Exercise directions = The required output consists solely of the lines from the line containing "Enumerate this screenshot's" through the end of the records, copied exactly.

Collected data
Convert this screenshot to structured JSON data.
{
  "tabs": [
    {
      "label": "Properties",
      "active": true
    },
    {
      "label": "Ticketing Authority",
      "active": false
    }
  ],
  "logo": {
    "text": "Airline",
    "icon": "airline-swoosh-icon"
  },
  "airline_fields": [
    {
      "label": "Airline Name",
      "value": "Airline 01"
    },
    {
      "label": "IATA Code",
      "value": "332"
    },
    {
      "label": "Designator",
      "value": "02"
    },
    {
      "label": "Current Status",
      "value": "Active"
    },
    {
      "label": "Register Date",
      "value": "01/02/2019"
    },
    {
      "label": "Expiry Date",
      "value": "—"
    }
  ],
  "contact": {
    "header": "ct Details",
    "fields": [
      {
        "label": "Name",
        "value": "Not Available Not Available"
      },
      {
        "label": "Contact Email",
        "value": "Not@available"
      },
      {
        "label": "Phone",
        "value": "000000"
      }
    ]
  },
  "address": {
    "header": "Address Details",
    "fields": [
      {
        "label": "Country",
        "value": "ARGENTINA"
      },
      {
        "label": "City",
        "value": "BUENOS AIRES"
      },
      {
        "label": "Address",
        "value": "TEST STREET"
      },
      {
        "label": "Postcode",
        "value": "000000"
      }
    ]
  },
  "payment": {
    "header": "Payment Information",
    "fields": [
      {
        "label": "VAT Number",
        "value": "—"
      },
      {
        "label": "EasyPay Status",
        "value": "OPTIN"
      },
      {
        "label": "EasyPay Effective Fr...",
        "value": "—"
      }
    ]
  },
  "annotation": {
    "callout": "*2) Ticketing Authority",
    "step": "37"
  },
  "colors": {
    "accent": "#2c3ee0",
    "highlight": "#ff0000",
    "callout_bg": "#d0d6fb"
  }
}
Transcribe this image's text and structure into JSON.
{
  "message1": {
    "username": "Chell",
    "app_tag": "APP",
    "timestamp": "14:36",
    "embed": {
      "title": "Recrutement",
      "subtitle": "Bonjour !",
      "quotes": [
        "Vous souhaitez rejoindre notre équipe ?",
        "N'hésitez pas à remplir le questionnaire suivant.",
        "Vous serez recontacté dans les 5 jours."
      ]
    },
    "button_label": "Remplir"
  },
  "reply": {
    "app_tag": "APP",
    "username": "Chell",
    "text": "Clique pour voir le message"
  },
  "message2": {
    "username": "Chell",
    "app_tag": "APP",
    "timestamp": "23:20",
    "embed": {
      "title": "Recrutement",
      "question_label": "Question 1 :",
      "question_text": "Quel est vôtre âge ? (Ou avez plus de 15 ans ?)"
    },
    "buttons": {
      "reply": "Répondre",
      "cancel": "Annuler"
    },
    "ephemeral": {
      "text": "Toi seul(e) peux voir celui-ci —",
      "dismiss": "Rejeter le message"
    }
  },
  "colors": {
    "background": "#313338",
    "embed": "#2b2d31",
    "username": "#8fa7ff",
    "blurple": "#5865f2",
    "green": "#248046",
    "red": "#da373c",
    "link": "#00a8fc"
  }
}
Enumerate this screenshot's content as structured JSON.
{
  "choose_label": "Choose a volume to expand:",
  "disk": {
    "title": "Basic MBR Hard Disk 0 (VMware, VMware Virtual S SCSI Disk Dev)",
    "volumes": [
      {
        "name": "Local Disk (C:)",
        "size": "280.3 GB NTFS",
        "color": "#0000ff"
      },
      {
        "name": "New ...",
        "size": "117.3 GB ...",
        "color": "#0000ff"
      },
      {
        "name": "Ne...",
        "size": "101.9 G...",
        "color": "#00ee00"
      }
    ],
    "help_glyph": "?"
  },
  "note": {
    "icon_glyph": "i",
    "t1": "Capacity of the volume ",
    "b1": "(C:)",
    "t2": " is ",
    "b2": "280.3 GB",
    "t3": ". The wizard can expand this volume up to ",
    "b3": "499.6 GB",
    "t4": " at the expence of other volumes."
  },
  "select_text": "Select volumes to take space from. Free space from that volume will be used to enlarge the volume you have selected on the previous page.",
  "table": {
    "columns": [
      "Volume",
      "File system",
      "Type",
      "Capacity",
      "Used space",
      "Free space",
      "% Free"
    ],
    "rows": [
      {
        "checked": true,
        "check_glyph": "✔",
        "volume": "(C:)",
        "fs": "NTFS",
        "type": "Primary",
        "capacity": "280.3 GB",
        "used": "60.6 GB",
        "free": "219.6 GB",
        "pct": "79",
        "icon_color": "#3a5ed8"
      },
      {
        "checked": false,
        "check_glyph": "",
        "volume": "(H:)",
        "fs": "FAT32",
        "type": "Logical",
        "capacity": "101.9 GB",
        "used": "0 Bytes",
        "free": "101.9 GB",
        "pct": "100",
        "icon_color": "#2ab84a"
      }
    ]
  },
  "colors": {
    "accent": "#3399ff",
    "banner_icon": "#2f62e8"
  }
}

Exercise response =
Enumerate this screenshot's content as structured JSON.
{
  "choose_label": "Choose a volume to expand:",
  "disk": {
    "title": "Basic MBR Hard Disk 0 (VMware, VMware Virtual S SCSI Disk Dev)",
    "volumes": [
      {
        "name": "Local Disk (C:)",
        "size": "280.3 GB NTFS",
        "color": "#0000ff"
      },
      {
        "name": "New ...",
        "size": "117.3 GB ...",
        "color": "#0000ff"
      },
      {
        "name": "Ne...",
        "size": "101.9 G...",
        "color": "#00ee00"
      }
    ],
    "help_glyph": "?"
  },
  "note": {
    "icon_glyph": "i",
    "t1": "Capacity of the volume ",
    "b1": "(C:)",
    "t2": " is ",
    "b2": "280.3 GB",
    "t3": ". The wizard can expand this volume up to ",
    "b3": "499.6 GB",
    "t4": " at the expence of other volumes."
  },
  "select_text": "Select volumes to take space from. Free space from that volume will be used to enlarge the volume you have selected on the previous page.",
  "table": {
    "columns": [
      "Volume",
      "File system",
      "Type",
      "Capacity",
      "Used space",
      "Free space",
      "% Free"
    ],
    "rows": [
      {
        "checked": true,
        "check_glyph": "✔",
        "volume": "(C:)",
        "fs": "NTFS",
        "type": "Primary",
        "capacity": "280.3 GB",
        "used": "60.6 GB",
        "free": "219.6 GB",
        "pct": "79",
        "icon_color": "#3a5ed8"
      },
      {
        "checked": false,
        "check_glyph": "",
        "volume": "(H:)",
        "fs": "FAT32",
        "type": "Logical",
        "capacity": "101.9 GB",
        "used": "0 Bytes",
        "free": "101.9 GB",
        "pct": "100",
        "icon_color": "#2ab84a"
      }
    ]
  },
  "colors": {
    "accent": "#3399ff",
    "banner_icon": "#2f62e8"
  }
}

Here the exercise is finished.